═══ DATA PROVIDED ═══

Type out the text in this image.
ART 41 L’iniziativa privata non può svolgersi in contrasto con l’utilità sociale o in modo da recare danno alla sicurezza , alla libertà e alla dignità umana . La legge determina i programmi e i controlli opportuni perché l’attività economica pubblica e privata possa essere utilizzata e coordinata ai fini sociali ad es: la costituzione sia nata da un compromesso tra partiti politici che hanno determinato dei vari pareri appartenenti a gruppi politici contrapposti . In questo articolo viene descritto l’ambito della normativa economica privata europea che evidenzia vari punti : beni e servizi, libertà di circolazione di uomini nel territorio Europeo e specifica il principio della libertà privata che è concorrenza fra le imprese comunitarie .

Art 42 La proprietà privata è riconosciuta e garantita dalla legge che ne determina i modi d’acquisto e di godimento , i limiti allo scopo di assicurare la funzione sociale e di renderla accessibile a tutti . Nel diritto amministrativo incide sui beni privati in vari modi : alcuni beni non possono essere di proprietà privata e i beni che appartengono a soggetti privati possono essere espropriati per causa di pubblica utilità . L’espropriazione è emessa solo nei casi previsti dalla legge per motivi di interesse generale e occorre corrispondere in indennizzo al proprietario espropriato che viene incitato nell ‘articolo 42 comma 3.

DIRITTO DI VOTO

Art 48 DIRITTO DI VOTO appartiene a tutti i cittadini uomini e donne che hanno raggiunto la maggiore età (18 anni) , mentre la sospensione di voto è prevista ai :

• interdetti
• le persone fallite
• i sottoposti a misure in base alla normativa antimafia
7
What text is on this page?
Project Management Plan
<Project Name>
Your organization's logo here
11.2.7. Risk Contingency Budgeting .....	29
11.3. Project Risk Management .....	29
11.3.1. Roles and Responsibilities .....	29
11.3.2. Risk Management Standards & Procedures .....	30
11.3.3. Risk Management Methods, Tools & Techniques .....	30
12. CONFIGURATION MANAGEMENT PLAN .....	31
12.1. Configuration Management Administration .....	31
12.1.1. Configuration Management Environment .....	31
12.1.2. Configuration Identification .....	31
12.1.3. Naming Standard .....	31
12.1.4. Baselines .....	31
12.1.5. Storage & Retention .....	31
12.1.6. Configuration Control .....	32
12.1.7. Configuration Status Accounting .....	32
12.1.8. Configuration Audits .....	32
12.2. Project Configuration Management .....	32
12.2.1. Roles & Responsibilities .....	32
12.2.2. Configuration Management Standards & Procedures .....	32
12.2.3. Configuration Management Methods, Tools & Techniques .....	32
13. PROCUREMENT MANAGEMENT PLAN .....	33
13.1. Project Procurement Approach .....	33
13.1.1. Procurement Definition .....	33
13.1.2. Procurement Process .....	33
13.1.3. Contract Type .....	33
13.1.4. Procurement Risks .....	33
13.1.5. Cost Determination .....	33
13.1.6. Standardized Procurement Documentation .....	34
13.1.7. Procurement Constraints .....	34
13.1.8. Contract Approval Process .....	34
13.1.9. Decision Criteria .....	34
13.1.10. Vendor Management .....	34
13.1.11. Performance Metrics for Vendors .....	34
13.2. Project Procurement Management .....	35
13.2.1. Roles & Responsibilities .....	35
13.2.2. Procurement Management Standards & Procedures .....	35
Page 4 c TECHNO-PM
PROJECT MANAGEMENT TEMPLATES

═══

- YOUR GOAL -
Print the listing above in full, exactly as it is.

- ANSWER TO THE EXERCISE -
Type out the text in this image.
ART 41 L’iniziativa privata non può svolgersi in contrasto con l’utilità sociale o in modo da recare danno alla sicurezza , alla libertà e alla dignità umana . La legge determina i programmi e i controlli opportuni perché l’attività economica pubblica e privata possa essere utilizzata e coordinata ai fini sociali ad es: la costituzione sia nata da un compromesso tra partiti politici che hanno determinato dei vari pareri appartenenti a gruppi politici contrapposti . In questo articolo viene descritto l’ambito della normativa economica privata europea che evidenzia vari punti : beni e servizi, libertà di circolazione di uomini nel territorio Europeo e specifica il principio della libertà privata che è concorrenza fra le imprese comunitarie .

Art 42 La proprietà privata è riconosciuta e garantita dalla legge che ne determina i modi d’acquisto e di godimento , i limiti allo scopo di assicurare la funzione sociale e di renderla accessibile a tutti . Nel diritto amministrativo incide sui beni privati in vari modi : alcuni beni non possono essere di proprietà privata e i beni che appartengono a soggetti privati possono essere espropriati per causa di pubblica utilità . L’espropriazione è emessa solo nei casi previsti dalla legge per motivi di interesse generale e occorre corrispondere in indennizzo al proprietario espropriato che viene incitato nell ‘articolo 42 comma 3.

DIRITTO DI VOTO

Art 48 DIRITTO DI VOTO appartiene a tutti i cittadini uomini e donne che hanno raggiunto la maggiore età (18 anni) , mentre la sospensione di voto è prevista ai :

• interdetti
• le persone fallite
• i sottoposti a misure in base alla normativa antimafia
7
What text is on this page?
Project Management Plan
<Project Name>
Your organization's logo here
11.2.7. Risk Contingency Budgeting .....	29
11.3. Project Risk Management .....	29
11.3.1. Roles and Responsibilities .....	29
11.3.2. Risk Management Standards & Procedures .....	30
11.3.3. Risk Management Methods, Tools & Techniques .....	30
12. CONFIGURATION MANAGEMENT PLAN .....	31
12.1. Configuration Management Administration .....	31
12.1.1. Configuration Management Environment .....	31
12.1.2. Configuration Identification .....	31
12.1.3. Naming Standard .....	31
12.1.4. Baselines .....	31
12.1.5. Storage & Retention .....	31
12.1.6. Configuration Control .....	32
12.1.7. Configuration Status Accounting .....	32
12.1.8. Configuration Audits .....	32
12.2. Project Configuration Management .....	32
12.2.1. Roles & Responsibilities .....	32
12.2.2. Configuration Management Standards & Procedures .....	32
12.2.3. Configuration Management Methods, Tools & Techniques .....	32
13. PROCUREMENT MANAGEMENT PLAN .....	33
13.1. Project Procurement Approach .....	33
13.1.1. Procurement Definition .....	33
13.1.2. Procurement Process .....	33
13.1.3. Contract Type .....	33
13.1.4. Procurement Risks .....	33
13.1.5. Cost Determination .....	33
13.1.6. Standardized Procurement Documentation .....	34
13.1.7. Procurement Constraints .....	34
13.1.8. Contract Approval Process .....	34
13.1.9. Decision Criteria .....	34
13.1.10. Vendor Management .....	34
13.1.11. Performance Metrics for Vendors .....	34
13.2. Project Procurement Management .....	35
13.2.1. Roles & Responsibilities .....	35
13.2.2. Procurement Management Standards & Procedures .....	35
Page 4 c TECHNO-PM
PROJECT MANAGEMENT TEMPLATES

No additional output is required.